#### [WORK TO BE COMPLETED]
Pull out every line below holding the word "Speed".

Data tied to figure images:
'''
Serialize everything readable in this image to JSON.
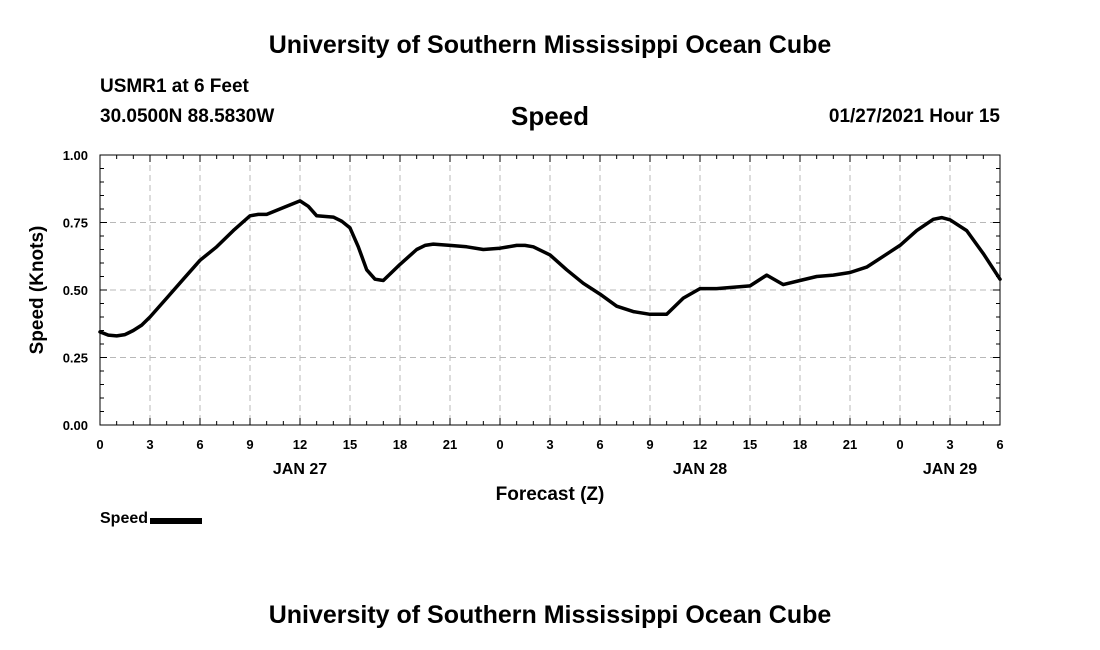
{
  "header": {
    "title": "University of Southern Mississippi Ocean Cube",
    "station": "USMR1 at 6 Feet",
    "coordinates": "30.0500N 88.5830W",
    "parameter": "Speed",
    "timestamp": "01/27/2021 Hour 15"
  },
  "footer": {
    "title": "University of Southern Mississippi Ocean Cube"
  },
  "legend": {
    "label": "Speed",
    "color": "#000000"
  },
  "chart_data": {
    "type": "line",
    "xlabel": "Forecast (Z)",
    "ylabel": "Speed (Knots)",
    "xlim": [
      0,
      54
    ],
    "ylim": [
      0,
      1
    ],
    "x_tick_labels": [
      "0",
      "3",
      "6",
      "9",
      "12",
      "15",
      "18",
      "21",
      "0",
      "3",
      "6",
      "9",
      "12",
      "15",
      "18",
      "21",
      "0",
      "3",
      "6"
    ],
    "y_tick_labels": [
      "0.00",
      "0.25",
      "0.50",
      "0.75",
      "1.00"
    ],
    "y_ticks": [
      0,
      0.25,
      0.5,
      0.75,
      1.0
    ],
    "date_labels": [
      {
        "label": "JAN 27",
        "x": 12
      },
      {
        "label": "JAN 28",
        "x": 36
      },
      {
        "label": "JAN 29",
        "x": 51
      }
    ],
    "grid": true,
    "series": [
      {
        "name": "Speed",
        "color": "#000000",
        "x": [
          0,
          0.5,
          1,
          1.5,
          2,
          2.5,
          3,
          4,
          5,
          6,
          7,
          8,
          9,
          9.5,
          10,
          11,
          12,
          12.5,
          13,
          14,
          14.5,
          15,
          15.5,
          16,
          16.5,
          17,
          18,
          19,
          19.5,
          20,
          21,
          22,
          23,
          24,
          25,
          25.5,
          26,
          27,
          28,
          29,
          30,
          31,
          32,
          33,
          34,
          35,
          36,
          37,
          38,
          39,
          40,
          41,
          42,
          43,
          44,
          45,
          46,
          47,
          48,
          49,
          50,
          50.5,
          51,
          52,
          53,
          54
        ],
        "y": [
          0.345,
          0.333,
          0.33,
          0.335,
          0.35,
          0.37,
          0.4,
          0.47,
          0.54,
          0.61,
          0.66,
          0.72,
          0.775,
          0.78,
          0.78,
          0.805,
          0.83,
          0.81,
          0.775,
          0.77,
          0.755,
          0.73,
          0.66,
          0.575,
          0.54,
          0.535,
          0.595,
          0.65,
          0.665,
          0.67,
          0.665,
          0.66,
          0.65,
          0.655,
          0.665,
          0.665,
          0.66,
          0.63,
          0.575,
          0.525,
          0.485,
          0.44,
          0.42,
          0.41,
          0.41,
          0.47,
          0.505,
          0.505,
          0.51,
          0.515,
          0.555,
          0.52,
          0.535,
          0.55,
          0.555,
          0.565,
          0.585,
          0.625,
          0.665,
          0.72,
          0.762,
          0.768,
          0.76,
          0.72,
          0.635,
          0.54
        ]
      }
    ]
  }
}
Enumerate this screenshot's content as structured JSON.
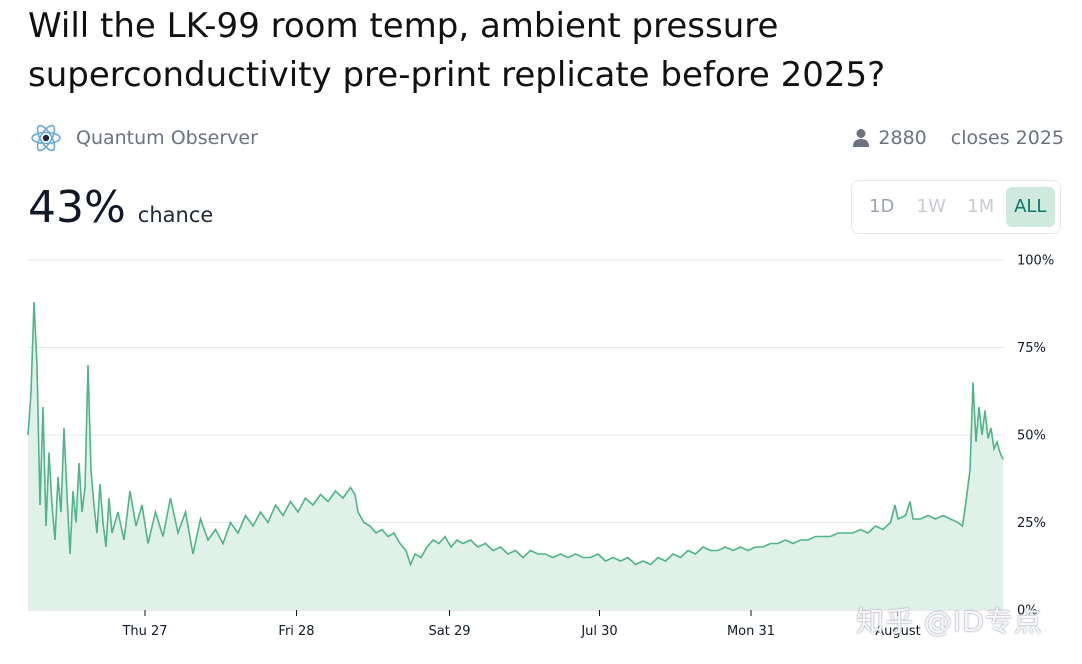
{
  "market": {
    "title": "Will the LK-99 room temp, ambient pressure superconductivity pre-print replicate before 2025?",
    "creator": "Quantum Observer",
    "traders": "2880",
    "closes": "closes 2025",
    "probability": "43%",
    "probability_label": "chance"
  },
  "icons": {
    "avatar": "atom-icon",
    "traders": "user-icon"
  },
  "range_buttons": [
    "1D",
    "1W",
    "1M",
    "ALL"
  ],
  "range_selected": "ALL",
  "colors": {
    "line": "#4db587",
    "area": "#dff1e8",
    "active_bg": "#cfe9df",
    "active_text": "#0f766e"
  },
  "watermark": "知乎 @ID专点",
  "chart_data": {
    "type": "area",
    "x_ticks": [
      "Thu 27",
      "Fri 28",
      "Sat 29",
      "Jul 30",
      "Mon 31",
      "August"
    ],
    "y_ticks": [
      "0%",
      "25%",
      "50%",
      "75%",
      "100%"
    ],
    "ylim": [
      0,
      100
    ],
    "grid": true,
    "series": [
      {
        "points": [
          [
            0,
            50
          ],
          [
            0.02,
            62
          ],
          [
            0.04,
            88
          ],
          [
            0.06,
            70
          ],
          [
            0.08,
            30
          ],
          [
            0.1,
            58
          ],
          [
            0.12,
            24
          ],
          [
            0.14,
            45
          ],
          [
            0.16,
            30
          ],
          [
            0.18,
            20
          ],
          [
            0.2,
            38
          ],
          [
            0.22,
            28
          ],
          [
            0.24,
            52
          ],
          [
            0.26,
            33
          ],
          [
            0.28,
            16
          ],
          [
            0.3,
            34
          ],
          [
            0.32,
            25
          ],
          [
            0.34,
            42
          ],
          [
            0.36,
            28
          ],
          [
            0.38,
            35
          ],
          [
            0.4,
            70
          ],
          [
            0.42,
            40
          ],
          [
            0.44,
            30
          ],
          [
            0.46,
            22
          ],
          [
            0.48,
            36
          ],
          [
            0.5,
            25
          ],
          [
            0.52,
            18
          ],
          [
            0.54,
            32
          ],
          [
            0.56,
            22
          ],
          [
            0.6,
            28
          ],
          [
            0.64,
            20
          ],
          [
            0.68,
            34
          ],
          [
            0.72,
            24
          ],
          [
            0.76,
            30
          ],
          [
            0.8,
            19
          ],
          [
            0.85,
            28
          ],
          [
            0.9,
            21
          ],
          [
            0.95,
            32
          ],
          [
            1.0,
            22
          ],
          [
            1.05,
            28
          ],
          [
            1.1,
            16
          ],
          [
            1.15,
            26
          ],
          [
            1.2,
            20
          ],
          [
            1.25,
            23
          ],
          [
            1.3,
            19
          ],
          [
            1.35,
            25
          ],
          [
            1.4,
            22
          ],
          [
            1.45,
            27
          ],
          [
            1.5,
            24
          ],
          [
            1.55,
            28
          ],
          [
            1.6,
            25
          ],
          [
            1.65,
            30
          ],
          [
            1.7,
            27
          ],
          [
            1.75,
            31
          ],
          [
            1.8,
            28
          ],
          [
            1.85,
            32
          ],
          [
            1.9,
            30
          ],
          [
            1.95,
            33
          ],
          [
            2.0,
            31
          ],
          [
            2.05,
            34
          ],
          [
            2.1,
            32
          ],
          [
            2.15,
            35
          ],
          [
            2.18,
            33
          ],
          [
            2.2,
            28
          ],
          [
            2.24,
            25
          ],
          [
            2.28,
            24
          ],
          [
            2.32,
            22
          ],
          [
            2.36,
            23
          ],
          [
            2.4,
            21
          ],
          [
            2.44,
            22
          ],
          [
            2.48,
            19
          ],
          [
            2.52,
            17
          ],
          [
            2.55,
            13
          ],
          [
            2.58,
            16
          ],
          [
            2.62,
            15
          ],
          [
            2.66,
            18
          ],
          [
            2.7,
            20
          ],
          [
            2.74,
            19
          ],
          [
            2.78,
            21
          ],
          [
            2.82,
            18
          ],
          [
            2.86,
            20
          ],
          [
            2.9,
            19
          ],
          [
            2.95,
            20
          ],
          [
            3.0,
            18
          ],
          [
            3.05,
            19
          ],
          [
            3.1,
            17
          ],
          [
            3.15,
            18
          ],
          [
            3.2,
            16
          ],
          [
            3.25,
            17
          ],
          [
            3.3,
            15
          ],
          [
            3.35,
            17
          ],
          [
            3.4,
            16
          ],
          [
            3.45,
            16
          ],
          [
            3.5,
            15
          ],
          [
            3.55,
            16
          ],
          [
            3.6,
            15
          ],
          [
            3.65,
            16
          ],
          [
            3.7,
            15
          ],
          [
            3.75,
            15
          ],
          [
            3.8,
            16
          ],
          [
            3.85,
            14
          ],
          [
            3.9,
            15
          ],
          [
            3.95,
            14
          ],
          [
            4.0,
            15
          ],
          [
            4.05,
            13
          ],
          [
            4.1,
            14
          ],
          [
            4.15,
            13
          ],
          [
            4.2,
            15
          ],
          [
            4.25,
            14
          ],
          [
            4.3,
            16
          ],
          [
            4.35,
            15
          ],
          [
            4.4,
            17
          ],
          [
            4.45,
            16
          ],
          [
            4.5,
            18
          ],
          [
            4.55,
            17
          ],
          [
            4.6,
            17
          ],
          [
            4.65,
            18
          ],
          [
            4.7,
            17
          ],
          [
            4.75,
            18
          ],
          [
            4.8,
            17
          ],
          [
            4.85,
            18
          ],
          [
            4.9,
            18
          ],
          [
            4.95,
            19
          ],
          [
            5.0,
            19
          ],
          [
            5.05,
            20
          ],
          [
            5.1,
            19
          ],
          [
            5.15,
            20
          ],
          [
            5.2,
            20
          ],
          [
            5.25,
            21
          ],
          [
            5.3,
            21
          ],
          [
            5.35,
            21
          ],
          [
            5.4,
            22
          ],
          [
            5.45,
            22
          ],
          [
            5.5,
            22
          ],
          [
            5.55,
            23
          ],
          [
            5.6,
            22
          ],
          [
            5.65,
            24
          ],
          [
            5.7,
            23
          ],
          [
            5.75,
            25
          ],
          [
            5.78,
            30
          ],
          [
            5.8,
            26
          ],
          [
            5.85,
            27
          ],
          [
            5.88,
            31
          ],
          [
            5.9,
            26
          ],
          [
            5.95,
            26
          ],
          [
            6.0,
            27
          ],
          [
            6.05,
            26
          ],
          [
            6.1,
            27
          ],
          [
            6.15,
            26
          ],
          [
            6.2,
            25
          ],
          [
            6.23,
            24
          ],
          [
            6.25,
            30
          ],
          [
            6.28,
            40
          ],
          [
            6.3,
            65
          ],
          [
            6.32,
            48
          ],
          [
            6.34,
            58
          ],
          [
            6.36,
            50
          ],
          [
            6.38,
            57
          ],
          [
            6.4,
            49
          ],
          [
            6.42,
            52
          ],
          [
            6.44,
            46
          ],
          [
            6.46,
            48
          ],
          [
            6.48,
            45
          ],
          [
            6.5,
            43
          ]
        ]
      }
    ],
    "x_tick_positions": [
      0.78,
      1.79,
      2.81,
      3.81,
      4.82,
      5.8
    ]
  }
}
'''
#### [CORRECT RESULT]
    "parameter": "Speed",
    "label": "Speed",
    "ylabel": "Speed (Knots)",
        "name": "Speed",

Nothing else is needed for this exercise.